**Passage provided**.
- - -
Green v. Sanford-Brown College Inc.

38 F. Supp. 3d 908, 2014 WL 1856757, 2014 U.S. Dist. LEXIS 62892, 122 Fair Empl. Prac. Cas. (BNA) 1624
CourtDistrict Court, N.D. Illinois
DecidedMay 7, 2014
DocketNo. 12 CV 07710
StatusPublished

This text of 38 F. Supp. 3d 908 (Green v. Sanford-Brown College Inc.) is published on Counsel Stack Legal Research, covering District Court, N.D. Illinois primary law. Counsel Stack provides free access to over 12 million legal documents including statutes, case law, regulations, and constitutions.

Bluebook
Green v. Sanford-Brown College Inc., 38 F. Supp. 3d 908, 2014 WL 1856757, 2014 U.S. Dist. LEXIS 62892, 122 Fair Empl. Prac. Cas. (BNA) 1624 (N.D. Ill. 2014).

Opinion

MEMORANDUM OPINION AND ORDER

Sharon Johnson Coleman, United States District Judge

Plaintiff, Margaret Green, filed a complaint alleging discrimination based on her pregnancy pursuant to the Pregnancy Discrimination Act of 197, against her prior employer, Sanford-Brown College (“Sanford-Brown”). Sanford-Brown moves for summary judgment [36], arguing there is no genuine issue of material fact and it is entitled to judgment as a matter of law. For the reasons set forth below, the Court [910]*910grants summary judgment in favor of Sanford-Brown.

Background

The following facts are undisputed. Sanford-Brown College hired Green as an “Admissions Representative” in November 2010. She was pregnant for the duration of her employment. Green gave birth in early July 2011 and was discharged from employment on August 10, 2011, while she was on maternity leave.

Green worked in the Admissions Department, which is responsible for the Sanford-Brown’s admissions process, including recruiting and enrolling prospective students and assisting those students once they begin classes. Sanford-Brown calls prospective students “leads.” Leads are generated when a prospective student responds to Sanford-Brown’s internet solicitations, calls the school directly, or appears in person at the school. Leads are considered “hot” when they are first received. An Admissions Representative is required to enroll and start a certain number of students on a monthly basis, and the Representative’s performance is measured by, among other factors, her success in meeting those goals.
- - -
**Data shown**.
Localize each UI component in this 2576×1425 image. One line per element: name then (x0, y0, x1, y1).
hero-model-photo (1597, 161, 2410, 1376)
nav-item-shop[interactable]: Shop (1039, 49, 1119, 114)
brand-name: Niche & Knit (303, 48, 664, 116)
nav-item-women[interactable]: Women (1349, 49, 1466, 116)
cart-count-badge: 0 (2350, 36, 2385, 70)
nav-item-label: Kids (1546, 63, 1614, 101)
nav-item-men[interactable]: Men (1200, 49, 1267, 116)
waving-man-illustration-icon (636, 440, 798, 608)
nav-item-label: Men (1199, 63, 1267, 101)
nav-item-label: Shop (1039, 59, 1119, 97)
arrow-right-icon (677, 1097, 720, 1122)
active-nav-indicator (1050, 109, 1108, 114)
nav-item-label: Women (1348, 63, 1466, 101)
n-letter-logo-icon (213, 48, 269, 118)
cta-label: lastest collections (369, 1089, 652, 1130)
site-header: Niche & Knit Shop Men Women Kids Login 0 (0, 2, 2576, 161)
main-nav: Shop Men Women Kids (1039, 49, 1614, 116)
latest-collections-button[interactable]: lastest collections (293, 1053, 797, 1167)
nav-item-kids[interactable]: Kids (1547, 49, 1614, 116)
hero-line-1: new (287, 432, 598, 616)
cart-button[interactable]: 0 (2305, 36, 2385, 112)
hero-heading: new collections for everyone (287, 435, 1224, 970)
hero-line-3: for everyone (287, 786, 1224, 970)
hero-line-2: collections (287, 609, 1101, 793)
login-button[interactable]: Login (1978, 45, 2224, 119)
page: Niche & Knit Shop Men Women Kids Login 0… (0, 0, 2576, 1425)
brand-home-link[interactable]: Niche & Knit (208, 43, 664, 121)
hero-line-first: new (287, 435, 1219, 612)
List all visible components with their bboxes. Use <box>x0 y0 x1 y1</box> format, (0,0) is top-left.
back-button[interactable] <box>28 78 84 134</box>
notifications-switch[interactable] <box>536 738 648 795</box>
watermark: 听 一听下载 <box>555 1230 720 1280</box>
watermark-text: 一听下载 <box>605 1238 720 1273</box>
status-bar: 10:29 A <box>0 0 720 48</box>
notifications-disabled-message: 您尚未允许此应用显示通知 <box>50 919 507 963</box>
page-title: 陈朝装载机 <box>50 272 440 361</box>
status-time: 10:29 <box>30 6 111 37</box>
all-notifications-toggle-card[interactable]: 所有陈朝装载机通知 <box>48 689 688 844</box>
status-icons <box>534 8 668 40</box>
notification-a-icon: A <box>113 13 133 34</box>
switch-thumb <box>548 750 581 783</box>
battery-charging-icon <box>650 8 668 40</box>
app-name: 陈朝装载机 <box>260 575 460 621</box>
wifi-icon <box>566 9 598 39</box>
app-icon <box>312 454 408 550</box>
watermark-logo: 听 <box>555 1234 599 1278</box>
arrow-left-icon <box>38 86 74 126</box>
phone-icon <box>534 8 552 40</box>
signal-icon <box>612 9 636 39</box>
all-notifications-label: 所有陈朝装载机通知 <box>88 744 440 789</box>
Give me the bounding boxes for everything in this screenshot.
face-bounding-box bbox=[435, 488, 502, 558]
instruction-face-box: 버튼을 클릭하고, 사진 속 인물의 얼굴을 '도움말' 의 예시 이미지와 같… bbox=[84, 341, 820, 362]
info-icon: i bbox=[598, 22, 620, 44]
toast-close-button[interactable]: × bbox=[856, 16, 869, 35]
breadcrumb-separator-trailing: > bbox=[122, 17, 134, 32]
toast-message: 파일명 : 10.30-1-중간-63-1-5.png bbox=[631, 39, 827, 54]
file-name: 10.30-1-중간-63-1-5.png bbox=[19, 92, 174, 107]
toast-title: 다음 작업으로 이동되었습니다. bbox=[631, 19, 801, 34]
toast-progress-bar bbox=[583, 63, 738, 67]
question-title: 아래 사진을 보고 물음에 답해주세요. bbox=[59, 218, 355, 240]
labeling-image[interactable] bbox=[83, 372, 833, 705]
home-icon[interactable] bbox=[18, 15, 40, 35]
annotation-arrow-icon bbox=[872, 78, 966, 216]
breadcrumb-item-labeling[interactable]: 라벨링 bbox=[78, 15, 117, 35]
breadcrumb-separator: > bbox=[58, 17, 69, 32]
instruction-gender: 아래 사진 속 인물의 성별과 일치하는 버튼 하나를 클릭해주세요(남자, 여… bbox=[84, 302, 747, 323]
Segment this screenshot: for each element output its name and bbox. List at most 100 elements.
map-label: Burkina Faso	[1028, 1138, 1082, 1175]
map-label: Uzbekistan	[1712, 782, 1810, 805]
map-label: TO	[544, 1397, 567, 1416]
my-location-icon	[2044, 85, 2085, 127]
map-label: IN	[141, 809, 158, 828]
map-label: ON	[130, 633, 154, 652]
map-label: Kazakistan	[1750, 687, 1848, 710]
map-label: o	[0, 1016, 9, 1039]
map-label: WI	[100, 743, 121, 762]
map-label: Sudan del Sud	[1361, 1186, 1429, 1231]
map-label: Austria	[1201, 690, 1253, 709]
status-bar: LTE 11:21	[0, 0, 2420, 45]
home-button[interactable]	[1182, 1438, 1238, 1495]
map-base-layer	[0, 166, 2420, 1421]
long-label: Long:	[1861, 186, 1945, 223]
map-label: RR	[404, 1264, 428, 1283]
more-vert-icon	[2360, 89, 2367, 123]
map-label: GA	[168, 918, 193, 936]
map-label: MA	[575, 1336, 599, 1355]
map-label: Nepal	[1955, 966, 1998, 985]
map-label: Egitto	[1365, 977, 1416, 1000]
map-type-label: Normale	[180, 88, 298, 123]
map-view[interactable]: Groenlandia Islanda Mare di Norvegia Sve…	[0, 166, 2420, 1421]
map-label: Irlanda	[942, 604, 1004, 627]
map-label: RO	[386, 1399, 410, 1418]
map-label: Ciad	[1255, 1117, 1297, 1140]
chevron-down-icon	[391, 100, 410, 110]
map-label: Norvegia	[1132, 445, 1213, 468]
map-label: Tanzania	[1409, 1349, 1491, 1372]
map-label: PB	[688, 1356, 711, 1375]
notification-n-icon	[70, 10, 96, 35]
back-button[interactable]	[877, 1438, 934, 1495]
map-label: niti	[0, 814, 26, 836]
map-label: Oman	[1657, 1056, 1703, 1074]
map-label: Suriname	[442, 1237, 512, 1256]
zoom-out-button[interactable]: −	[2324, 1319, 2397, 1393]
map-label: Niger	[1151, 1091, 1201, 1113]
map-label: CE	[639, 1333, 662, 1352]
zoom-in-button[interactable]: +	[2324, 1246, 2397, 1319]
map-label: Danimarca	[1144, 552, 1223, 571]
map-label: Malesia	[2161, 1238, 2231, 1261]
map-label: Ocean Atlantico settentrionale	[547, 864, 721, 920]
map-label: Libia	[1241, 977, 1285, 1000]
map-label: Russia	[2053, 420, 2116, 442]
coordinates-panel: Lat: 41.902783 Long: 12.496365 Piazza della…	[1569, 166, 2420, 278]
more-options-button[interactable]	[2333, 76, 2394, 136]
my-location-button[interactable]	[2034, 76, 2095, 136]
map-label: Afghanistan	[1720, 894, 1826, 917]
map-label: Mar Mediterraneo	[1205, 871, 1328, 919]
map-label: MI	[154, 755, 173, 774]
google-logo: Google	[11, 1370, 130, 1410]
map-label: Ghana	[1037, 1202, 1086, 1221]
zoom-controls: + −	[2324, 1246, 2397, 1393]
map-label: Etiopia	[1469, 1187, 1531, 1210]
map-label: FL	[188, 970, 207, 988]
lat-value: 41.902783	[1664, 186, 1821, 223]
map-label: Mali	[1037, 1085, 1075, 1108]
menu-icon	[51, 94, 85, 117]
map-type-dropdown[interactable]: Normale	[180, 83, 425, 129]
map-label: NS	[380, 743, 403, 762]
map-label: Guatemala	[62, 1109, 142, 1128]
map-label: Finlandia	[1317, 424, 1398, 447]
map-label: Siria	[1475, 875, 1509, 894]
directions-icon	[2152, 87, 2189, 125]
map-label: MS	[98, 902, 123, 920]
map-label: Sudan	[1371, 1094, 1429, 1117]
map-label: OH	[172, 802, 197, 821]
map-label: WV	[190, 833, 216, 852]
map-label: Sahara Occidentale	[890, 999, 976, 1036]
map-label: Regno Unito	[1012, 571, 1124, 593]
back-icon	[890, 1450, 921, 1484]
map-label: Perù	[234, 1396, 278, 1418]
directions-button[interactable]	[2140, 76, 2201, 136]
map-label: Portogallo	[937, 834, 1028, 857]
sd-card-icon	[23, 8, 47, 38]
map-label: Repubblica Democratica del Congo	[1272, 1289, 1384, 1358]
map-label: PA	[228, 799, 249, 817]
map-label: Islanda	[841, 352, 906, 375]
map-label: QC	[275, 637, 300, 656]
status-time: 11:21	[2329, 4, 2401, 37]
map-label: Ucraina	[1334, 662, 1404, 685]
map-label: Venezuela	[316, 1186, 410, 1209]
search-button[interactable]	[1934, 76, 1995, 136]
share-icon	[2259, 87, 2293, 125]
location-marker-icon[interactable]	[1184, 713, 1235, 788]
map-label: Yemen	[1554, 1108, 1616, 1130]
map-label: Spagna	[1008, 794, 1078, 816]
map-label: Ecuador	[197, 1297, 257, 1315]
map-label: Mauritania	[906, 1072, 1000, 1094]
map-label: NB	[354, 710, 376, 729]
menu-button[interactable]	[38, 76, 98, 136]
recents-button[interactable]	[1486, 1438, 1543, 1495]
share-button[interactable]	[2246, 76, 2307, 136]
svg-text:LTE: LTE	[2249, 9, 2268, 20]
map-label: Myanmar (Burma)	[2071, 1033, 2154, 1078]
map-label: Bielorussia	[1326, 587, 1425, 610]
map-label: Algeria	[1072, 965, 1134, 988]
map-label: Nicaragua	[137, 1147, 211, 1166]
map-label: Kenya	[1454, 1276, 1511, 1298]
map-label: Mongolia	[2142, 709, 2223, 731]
- - -
**Work instructions**.
A: Rewrite the court opinion from "This text of" to "regulations, and constitutions.", putting "no-cost access" in place of "free access".
B: Answer these from the court opinion:
(i) Which United States District Judge's name appears on the memorandum opinion and order?
(ii) What job title was Green hired for, and in what month and year?
(iii) What does Sanford-Brown call prospective students?

**Results of the exercise**.
A:
This text of 38 F. Supp. 3d 908 (Green v. Sanford-Brown College Inc.) is published on Counsel Stack Legal Research, covering District Court, N.D. Illinois primary law. Counsel Stack provides no-cost access to over 12 million legal documents including statutes, case law, regulations, and constitutions.

B:
(i) Sharon Johnson Coleman
(ii) "Admissions Representative," in November 2010
(iii) "Leads"